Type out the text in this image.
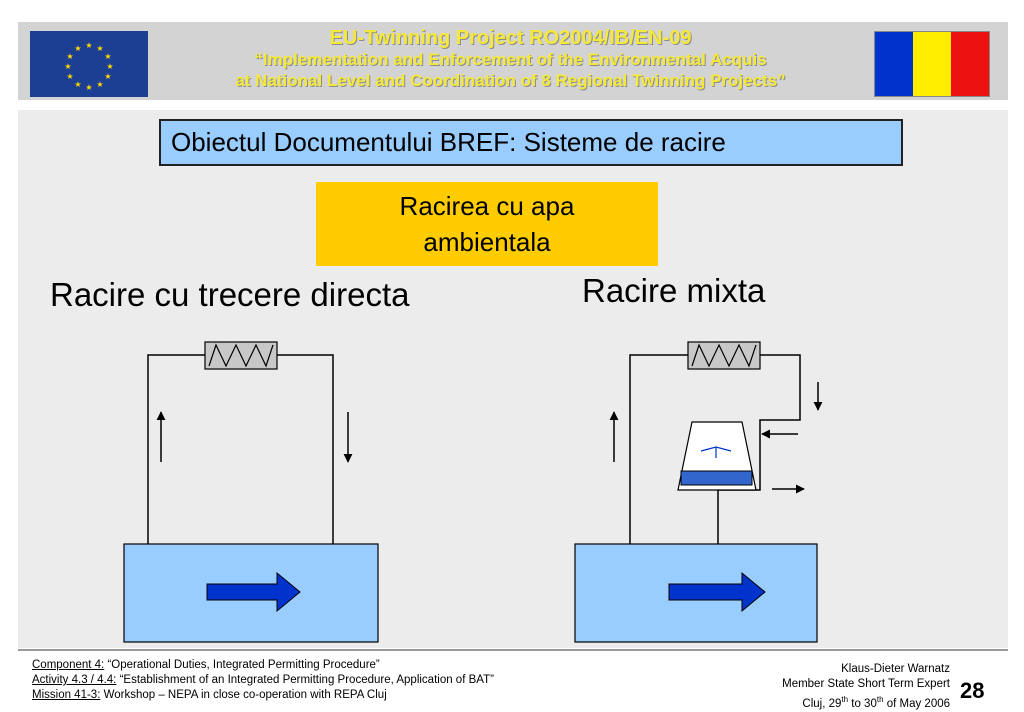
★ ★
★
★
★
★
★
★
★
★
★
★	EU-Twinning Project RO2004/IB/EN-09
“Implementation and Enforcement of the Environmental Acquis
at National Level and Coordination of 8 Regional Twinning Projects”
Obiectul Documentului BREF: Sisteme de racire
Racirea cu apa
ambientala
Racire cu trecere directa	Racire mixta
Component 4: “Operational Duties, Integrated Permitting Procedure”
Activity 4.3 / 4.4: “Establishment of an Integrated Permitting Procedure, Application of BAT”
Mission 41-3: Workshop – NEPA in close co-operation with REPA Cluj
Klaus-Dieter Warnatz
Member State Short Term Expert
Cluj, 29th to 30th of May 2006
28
********
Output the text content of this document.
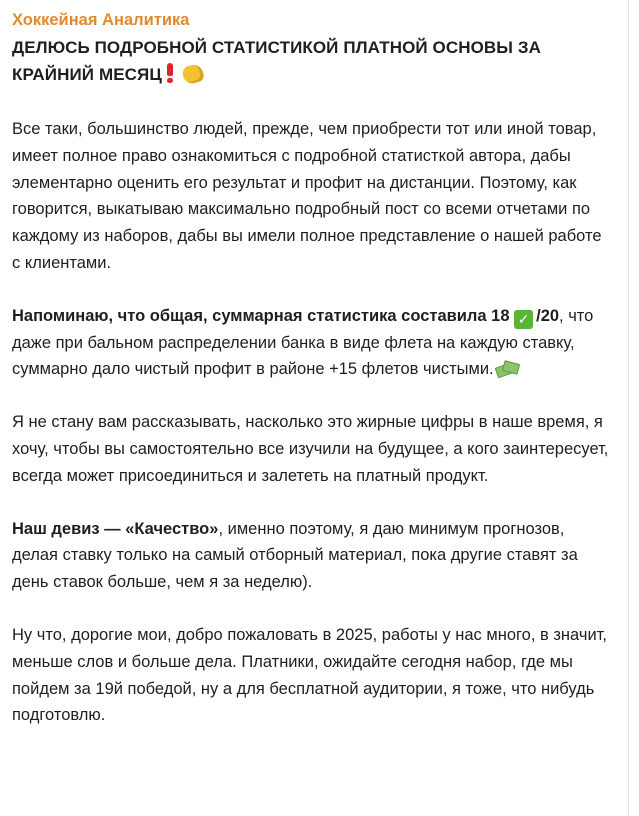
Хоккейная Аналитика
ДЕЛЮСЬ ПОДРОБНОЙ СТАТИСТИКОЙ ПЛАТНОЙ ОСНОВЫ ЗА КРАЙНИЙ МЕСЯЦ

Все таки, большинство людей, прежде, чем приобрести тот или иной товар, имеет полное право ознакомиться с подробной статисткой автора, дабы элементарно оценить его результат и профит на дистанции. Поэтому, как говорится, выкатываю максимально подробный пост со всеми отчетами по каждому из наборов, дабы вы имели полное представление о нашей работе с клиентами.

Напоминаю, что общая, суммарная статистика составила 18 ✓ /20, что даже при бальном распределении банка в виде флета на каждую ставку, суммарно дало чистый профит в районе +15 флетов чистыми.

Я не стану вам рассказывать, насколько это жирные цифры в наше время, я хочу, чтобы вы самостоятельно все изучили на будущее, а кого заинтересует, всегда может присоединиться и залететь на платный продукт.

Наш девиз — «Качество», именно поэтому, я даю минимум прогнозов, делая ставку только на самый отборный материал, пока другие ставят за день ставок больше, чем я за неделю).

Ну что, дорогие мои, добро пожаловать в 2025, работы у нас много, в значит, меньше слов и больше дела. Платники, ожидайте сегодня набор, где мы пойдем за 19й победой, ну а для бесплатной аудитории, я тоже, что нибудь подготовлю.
********
Exercise brief:
Scan the material above. Copy each line where "Cluj" occurs.

Correct response:
Mission 41-3: Workshop – NEPA in close co-operation with REPA Cluj
Cluj, 29th to 30th of May 2006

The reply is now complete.